Gather the lines from the material that contain "para".

───── Records provided ─────

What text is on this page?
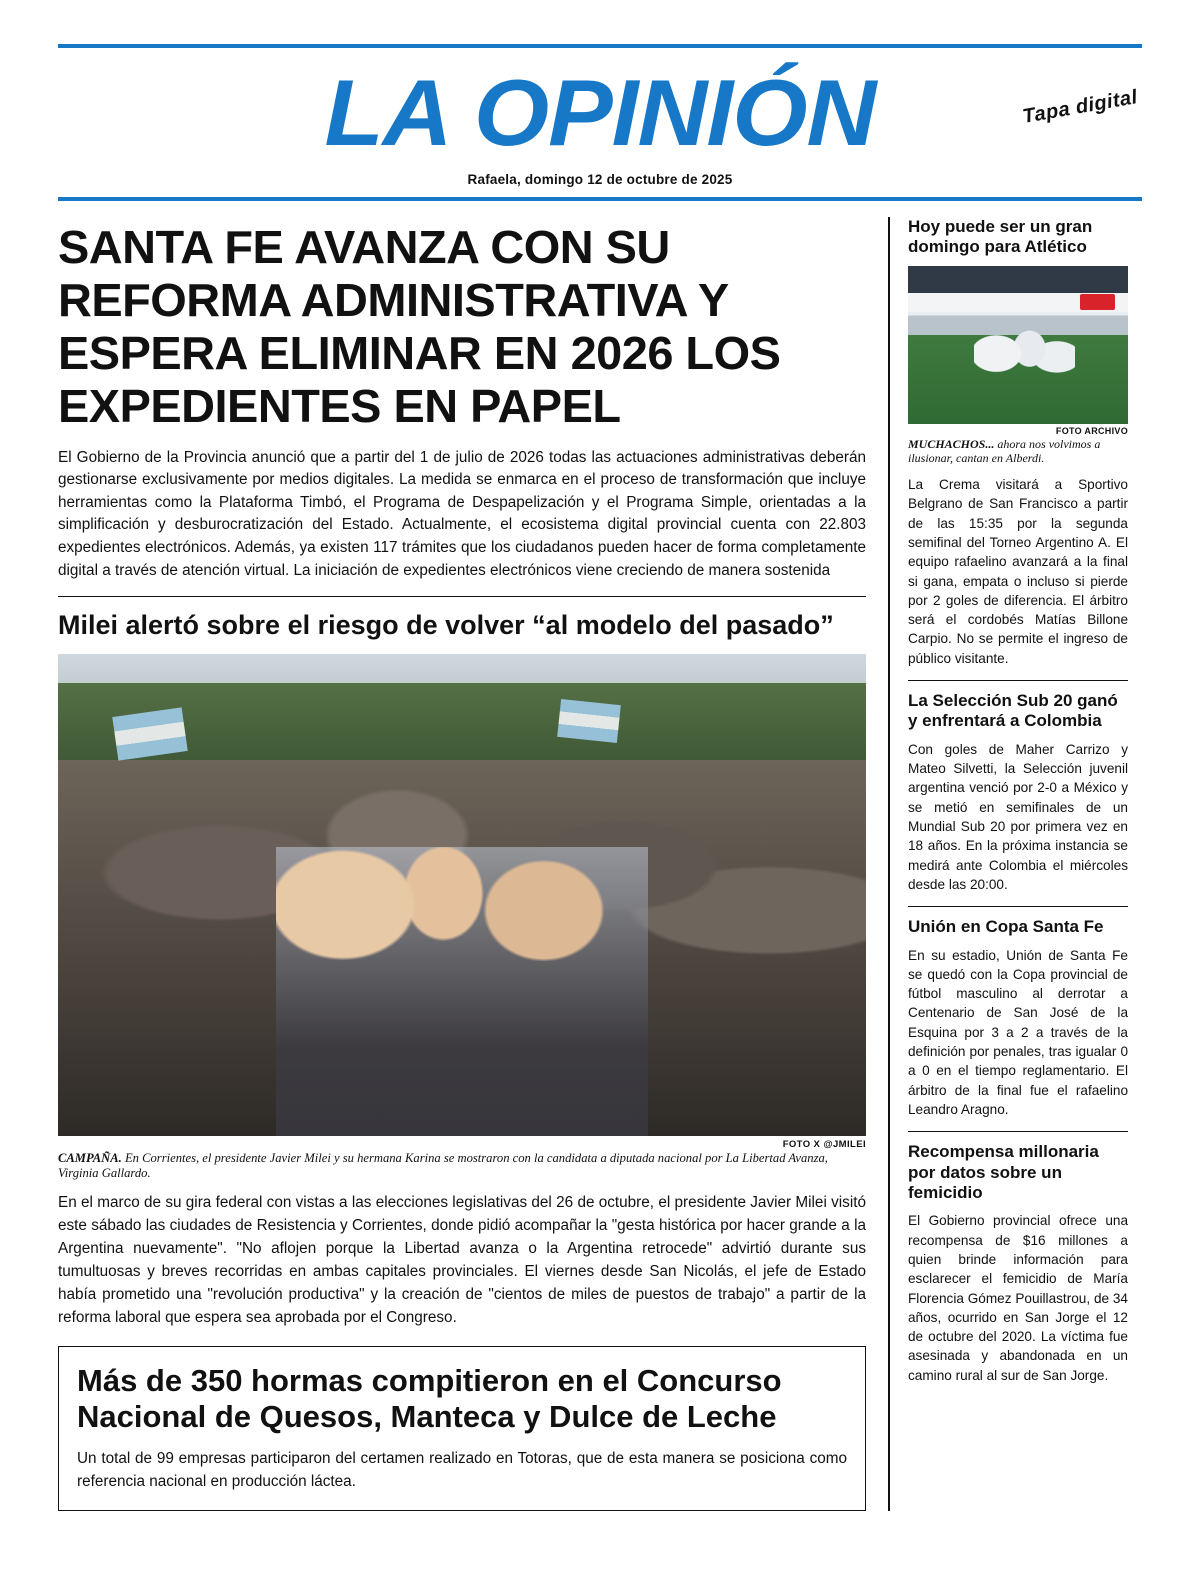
LA OPINIÓN	Tapa digital
Rafaela, domingo 12 de octubre de 2025
SANTA FE AVANZA CON SU REFORMA ADMINISTRATIVA Y ESPERA ELIMINAR EN 2026 LOS EXPEDIENTES EN PAPEL

El Gobierno de la Provincia anunció que a partir del 1 de julio de 2026 todas las actuaciones administrativas deberán gestionarse exclusivamente por medios digitales. La medida se enmarca en el proceso de transformación que incluye herramientas como la Plataforma Timbó, el Programa de Despapelización y el Programa Simple, orientadas a la simplificación y desburocratización del Estado. Actualmente, el ecosistema digital provincial cuenta con 22.803 expedientes electrónicos. Además, ya existen 117 trámites que los ciudadanos pueden hacer de forma completamente digital a través de atención virtual. La iniciación de expedientes electrónicos viene creciendo de manera sostenida

Milei alertó sobre el riesgo de volver “al modelo del pasado”
FOTO X @JMILEI

CAMPAÑA. En Corrientes, el presidente Javier Milei y su hermana Karina se mostraron con la candidata a diputada nacional por La Libertad Avanza, Virginia Gallardo.

En el marco de su gira federal con vistas a las elecciones legislativas del 26 de octubre, el presidente Javier Milei visitó este sábado las ciudades de Resistencia y Corrientes, donde pidió acompañar la "gesta histórica por hacer grande a la Argentina nuevamente". "No aflojen porque la Libertad avanza o la Argentina retrocede" advirtió durante sus tumultuosas y breves recorridas en ambas capitales provinciales. El viernes desde San Nicolás, el jefe de Estado había prometido una "revolución productiva" y la creación de "cientos de miles de puestos de trabajo" a partir de la reforma laboral que espera sea aprobada por el Congreso.

Más de 350 hormas compitieron en el Concurso Nacional de Quesos, Manteca y Dulce de Leche

Un total de 99 empresas participaron del certamen realizado en Totoras, que de esta manera se posiciona como referencia nacional en producción láctea.

Hoy puede ser un gran domingo para Atlético
FOTO ARCHIVO

MUCHACHOS... ahora nos volvimos a ilusionar, cantan en Alberdi.

La Crema visitará a Sportivo Belgrano de San Francisco a partir de las 15:35 por la segunda semifinal del Torneo Argentino A. El equipo rafaelino avanzará a la final si gana, empata o incluso si pierde por 2 goles de diferencia. El árbitro será el cordobés Matías Billone Carpio. No se permite el ingreso de público visitante.

La Selección Sub 20 ganó y enfrentará a Colombia

Con goles de Maher Carrizo y Mateo Silvetti, la Selección juvenil argentina venció por 2-0 a México y se metió en semifinales de un Mundial Sub 20 por primera vez en 18 años. En la próxima instancia se medirá ante Colombia el miércoles desde las 20:00.

Unión en Copa Santa Fe

En su estadio, Unión de Santa Fe se quedó con la Copa provincial de fútbol masculino al derrotar a Centenario de San José de la Esquina por 3 a 2 a través de la definición por penales, tras igualar 0 a 0 en el tiempo reglamentario. El árbitro de la final fue el rafaelino Leandro Aragno.

Recompensa millonaria por datos sobre un femicidio

El Gobierno provincial ofrece una recompensa de $16 millones a quien brinde información para esclarecer el femicidio de María Florencia Gómez Pouillastrou, de 34 años, ocurrido en San Jorge el 12 de octubre del 2020. La víctima fue asesinada y abandonada en un camino rural al sur de San Jorge.
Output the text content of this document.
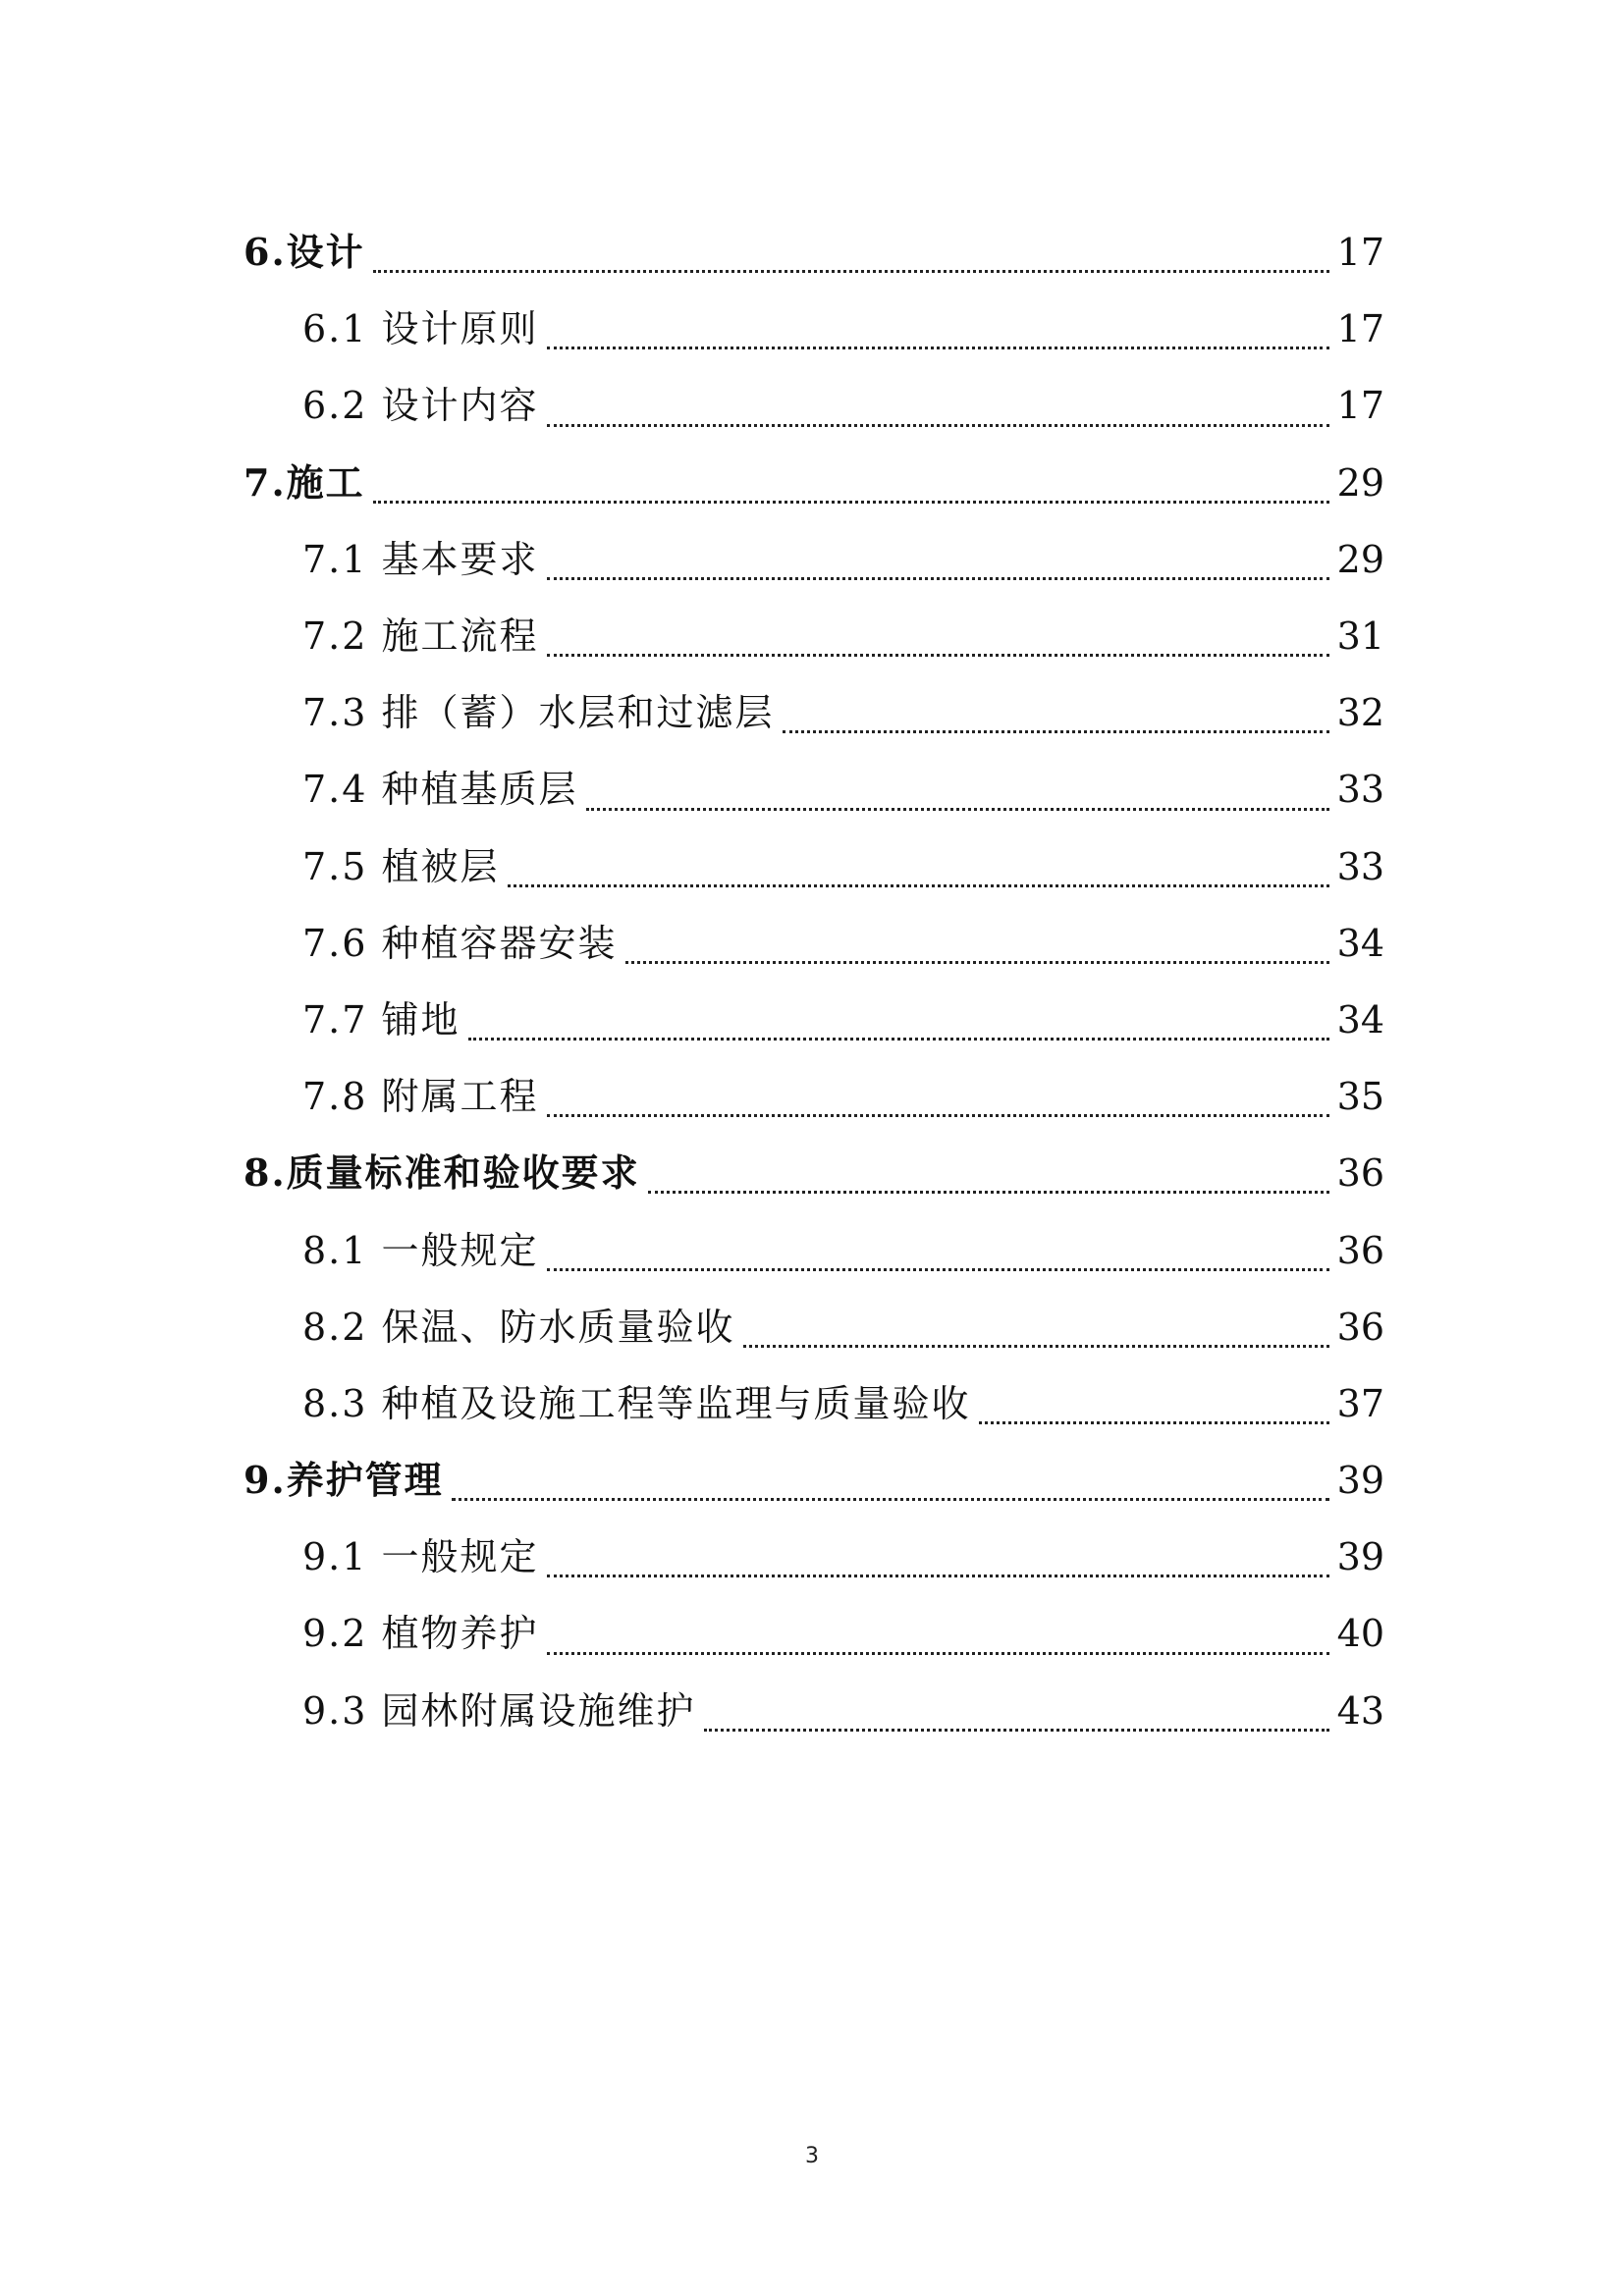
6.设计	17
6.1 设计原则	17
6.2 设计内容	17
7.施工	29
7.1 基本要求	29
7.2 施工流程	31
7.3 排（蓄）水层和过滤层	32
7.4 种植基质层	33
7.5 植被层	33
7.6 种植容器安装	34
7.7 铺地	34
7.8 附属工程	35
8.质量标准和验收要求	36
8.1 一般规定	36
8.2 保温、防水质量验收	36
8.3 种植及设施工程等监理与质量验收	37
9.养护管理	39
9.1 一般规定	39
9.2 植物养护	40
9.3 园林附属设施维护	43
3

─────

### The reply
Hoy puede ser un gran domingo para Atlético
El Gobierno provincial ofrece una recompensa de $16 millones a quien brinde información para esclarecer el femicidio de María Florencia Gómez Pouillastrou, de 34 años, ocurrido en San Jorge el 12 de octubre del 2020. La víctima fue asesinada y abandonada en un camino rural al sur de San Jorge.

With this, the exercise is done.